Task goal
Make an exact copy of the listing below.

** begin Data shown **

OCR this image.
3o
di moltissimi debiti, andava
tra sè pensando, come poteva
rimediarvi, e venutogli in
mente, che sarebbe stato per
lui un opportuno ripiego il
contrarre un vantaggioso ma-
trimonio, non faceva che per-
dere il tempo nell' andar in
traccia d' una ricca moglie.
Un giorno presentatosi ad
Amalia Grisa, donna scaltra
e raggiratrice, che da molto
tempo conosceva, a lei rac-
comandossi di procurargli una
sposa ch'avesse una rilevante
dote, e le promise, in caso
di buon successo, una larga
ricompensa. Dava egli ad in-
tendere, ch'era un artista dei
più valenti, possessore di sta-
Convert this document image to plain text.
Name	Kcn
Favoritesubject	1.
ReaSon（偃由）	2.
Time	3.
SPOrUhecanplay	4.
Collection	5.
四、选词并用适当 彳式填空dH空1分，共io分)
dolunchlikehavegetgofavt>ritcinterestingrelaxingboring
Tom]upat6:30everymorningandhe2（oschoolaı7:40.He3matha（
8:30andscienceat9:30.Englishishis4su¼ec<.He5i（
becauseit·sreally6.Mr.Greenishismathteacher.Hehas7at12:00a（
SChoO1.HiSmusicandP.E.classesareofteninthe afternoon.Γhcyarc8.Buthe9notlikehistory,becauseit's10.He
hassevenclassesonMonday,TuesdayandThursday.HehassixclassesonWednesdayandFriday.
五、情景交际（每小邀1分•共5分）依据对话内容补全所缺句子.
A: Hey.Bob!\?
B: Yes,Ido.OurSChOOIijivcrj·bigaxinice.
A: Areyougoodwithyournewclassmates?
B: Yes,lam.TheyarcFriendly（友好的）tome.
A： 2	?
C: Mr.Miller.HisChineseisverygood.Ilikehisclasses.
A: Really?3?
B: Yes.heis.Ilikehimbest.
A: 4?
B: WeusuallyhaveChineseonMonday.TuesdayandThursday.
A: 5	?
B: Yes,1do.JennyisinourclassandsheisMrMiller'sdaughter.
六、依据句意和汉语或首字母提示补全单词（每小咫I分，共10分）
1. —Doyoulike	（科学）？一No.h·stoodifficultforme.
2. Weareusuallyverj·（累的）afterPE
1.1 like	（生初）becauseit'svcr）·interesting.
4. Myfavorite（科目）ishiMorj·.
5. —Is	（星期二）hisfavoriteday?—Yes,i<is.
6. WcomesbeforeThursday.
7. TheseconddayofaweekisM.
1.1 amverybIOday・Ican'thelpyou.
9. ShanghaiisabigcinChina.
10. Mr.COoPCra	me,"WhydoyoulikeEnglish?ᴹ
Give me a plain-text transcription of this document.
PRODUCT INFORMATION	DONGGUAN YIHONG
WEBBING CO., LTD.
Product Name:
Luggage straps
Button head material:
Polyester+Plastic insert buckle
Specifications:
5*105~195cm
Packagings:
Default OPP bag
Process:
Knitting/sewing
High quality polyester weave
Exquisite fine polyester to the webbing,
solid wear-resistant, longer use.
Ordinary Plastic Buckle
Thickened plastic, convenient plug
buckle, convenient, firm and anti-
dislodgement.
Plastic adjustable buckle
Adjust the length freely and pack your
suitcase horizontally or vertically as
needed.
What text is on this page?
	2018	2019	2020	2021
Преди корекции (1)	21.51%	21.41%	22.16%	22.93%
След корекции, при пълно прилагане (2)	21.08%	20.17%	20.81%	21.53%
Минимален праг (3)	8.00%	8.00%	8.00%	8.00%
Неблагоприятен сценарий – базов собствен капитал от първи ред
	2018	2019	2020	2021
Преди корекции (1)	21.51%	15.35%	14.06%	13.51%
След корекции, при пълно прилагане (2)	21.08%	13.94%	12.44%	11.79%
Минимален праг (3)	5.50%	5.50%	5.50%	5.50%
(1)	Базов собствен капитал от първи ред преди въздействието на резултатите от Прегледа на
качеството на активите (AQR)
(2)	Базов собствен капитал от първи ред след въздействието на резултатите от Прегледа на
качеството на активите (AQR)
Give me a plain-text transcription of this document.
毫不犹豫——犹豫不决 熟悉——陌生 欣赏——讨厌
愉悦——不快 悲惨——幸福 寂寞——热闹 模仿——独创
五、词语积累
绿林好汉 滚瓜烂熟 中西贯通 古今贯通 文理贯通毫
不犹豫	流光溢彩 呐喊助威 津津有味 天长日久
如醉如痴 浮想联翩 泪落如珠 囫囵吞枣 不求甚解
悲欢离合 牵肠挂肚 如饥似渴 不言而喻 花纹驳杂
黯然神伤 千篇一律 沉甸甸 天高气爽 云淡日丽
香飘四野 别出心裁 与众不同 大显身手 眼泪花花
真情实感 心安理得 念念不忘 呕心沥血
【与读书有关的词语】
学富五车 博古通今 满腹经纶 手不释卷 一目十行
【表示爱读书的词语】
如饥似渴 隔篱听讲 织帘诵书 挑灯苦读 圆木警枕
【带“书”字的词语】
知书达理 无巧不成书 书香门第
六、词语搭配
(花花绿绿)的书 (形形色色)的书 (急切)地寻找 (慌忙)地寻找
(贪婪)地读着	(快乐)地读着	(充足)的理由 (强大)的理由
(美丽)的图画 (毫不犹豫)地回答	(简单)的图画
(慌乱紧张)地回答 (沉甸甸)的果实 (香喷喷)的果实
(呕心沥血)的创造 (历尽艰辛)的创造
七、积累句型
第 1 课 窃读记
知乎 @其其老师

** end Data shown **

Answer for the task
OCR this image.
3o
di moltissimi debiti, andava
tra sè pensando, come poteva
rimediarvi, e venutogli in
mente, che sarebbe stato per
lui un opportuno ripiego il
contrarre un vantaggioso ma-
trimonio, non faceva che per-
dere il tempo nell' andar in
traccia d' una ricca moglie.
Un giorno presentatosi ad
Amalia Grisa, donna scaltra
e raggiratrice, che da molto
tempo conosceva, a lei rac-
comandossi di procurargli una
sposa ch'avesse una rilevante
dote, e le promise, in caso
di buon successo, una larga
ricompensa. Dava egli ad in-
tendere, ch'era un artista dei
più valenti, possessore di sta-
Convert this document image to plain text.
Name	Kcn
Favoritesubject	1.
ReaSon（偃由）	2.
Time	3.
SPOrUhecanplay	4.
Collection	5.
四、选词并用适当 彳式填空dH空1分，共io分)
dolunchlikehavegetgofavt>ritcinterestingrelaxingboring
Tom]upat6:30everymorningandhe2（oschoolaı7:40.He3matha（
8:30andscienceat9:30.Englishishis4su¼ec<.He5i（
becauseit·sreally6.Mr.Greenishismathteacher.Hehas7at12:00a（
SChoO1.HiSmusicandP.E.classesareofteninthe afternoon.Γhcyarc8.Buthe9notlikehistory,becauseit's10.He
hassevenclassesonMonday,TuesdayandThursday.HehassixclassesonWednesdayandFriday.
五、情景交际（每小邀1分•共5分）依据对话内容补全所缺句子.
A: Hey.Bob!\?
B: Yes,Ido.OurSChOOIijivcrj·bigaxinice.
A: Areyougoodwithyournewclassmates?
B: Yes,lam.TheyarcFriendly（友好的）tome.
A： 2	?
C: Mr.Miller.HisChineseisverygood.Ilikehisclasses.
A: Really?3?
B: Yes.heis.Ilikehimbest.
A: 4?
B: WeusuallyhaveChineseonMonday.TuesdayandThursday.
A: 5	?
B: Yes,1do.JennyisinourclassandsheisMrMiller'sdaughter.
六、依据句意和汉语或首字母提示补全单词（每小咫I分，共10分）
1. —Doyoulike	（科学）？一No.h·stoodifficultforme.
2. Weareusuallyverj·（累的）afterPE
1.1 like	（生初）becauseit'svcr）·interesting.
4. Myfavorite（科目）ishiMorj·.
5. —Is	（星期二）hisfavoriteday?—Yes,i<is.
6. WcomesbeforeThursday.
7. TheseconddayofaweekisM.
1.1 amverybIOday・Ican'thelpyou.
9. ShanghaiisabigcinChina.
10. Mr.COoPCra	me,"WhydoyoulikeEnglish?ᴹ
Give me a plain-text transcription of this document.
PRODUCT INFORMATION	DONGGUAN YIHONG
WEBBING CO., LTD.
Product Name:
Luggage straps
Button head material:
Polyester+Plastic insert buckle
Specifications:
5*105~195cm
Packagings:
Default OPP bag
Process:
Knitting/sewing
High quality polyester weave
Exquisite fine polyester to the webbing,
solid wear-resistant, longer use.
Ordinary Plastic Buckle
Thickened plastic, convenient plug
buckle, convenient, firm and anti-
dislodgement.
Plastic adjustable buckle
Adjust the length freely and pack your
suitcase horizontally or vertically as
needed.
What text is on this page?
	2018	2019	2020	2021
Преди корекции (1)	21.51%	21.41%	22.16%	22.93%
След корекции, при пълно прилагане (2)	21.08%	20.17%	20.81%	21.53%
Минимален праг (3)	8.00%	8.00%	8.00%	8.00%
Неблагоприятен сценарий – базов собствен капитал от първи ред
	2018	2019	2020	2021
Преди корекции (1)	21.51%	15.35%	14.06%	13.51%
След корекции, при пълно прилагане (2)	21.08%	13.94%	12.44%	11.79%
Минимален праг (3)	5.50%	5.50%	5.50%	5.50%
(1)	Базов собствен капитал от първи ред преди въздействието на резултатите от Прегледа на
качеството на активите (AQR)
(2)	Базов собствен капитал от първи ред след въздействието на резултатите от Прегледа на
качеството на активите (AQR)
Give me a plain-text transcription of this document.
毫不犹豫——犹豫不决 熟悉——陌生 欣赏——讨厌
愉悦——不快 悲惨——幸福 寂寞——热闹 模仿——独创
五、词语积累
绿林好汉 滚瓜烂熟 中西贯通 古今贯通 文理贯通毫
不犹豫	流光溢彩 呐喊助威 津津有味 天长日久
如醉如痴 浮想联翩 泪落如珠 囫囵吞枣 不求甚解
悲欢离合 牵肠挂肚 如饥似渴 不言而喻 花纹驳杂
黯然神伤 千篇一律 沉甸甸 天高气爽 云淡日丽
香飘四野 别出心裁 与众不同 大显身手 眼泪花花
真情实感 心安理得 念念不忘 呕心沥血
【与读书有关的词语】
学富五车 博古通今 满腹经纶 手不释卷 一目十行
【表示爱读书的词语】
如饥似渴 隔篱听讲 织帘诵书 挑灯苦读 圆木警枕
【带“书”字的词语】
知书达理 无巧不成书 书香门第
六、词语搭配
(花花绿绿)的书 (形形色色)的书 (急切)地寻找 (慌忙)地寻找
(贪婪)地读着	(快乐)地读着	(充足)的理由 (强大)的理由
(美丽)的图画 (毫不犹豫)地回答	(简单)的图画
(慌乱紧张)地回答 (沉甸甸)的果实 (香喷喷)的果实
(呕心沥血)的创造 (历尽艰辛)的创造
七、积累句型
第 1 课 窃读记
知乎 @其其老师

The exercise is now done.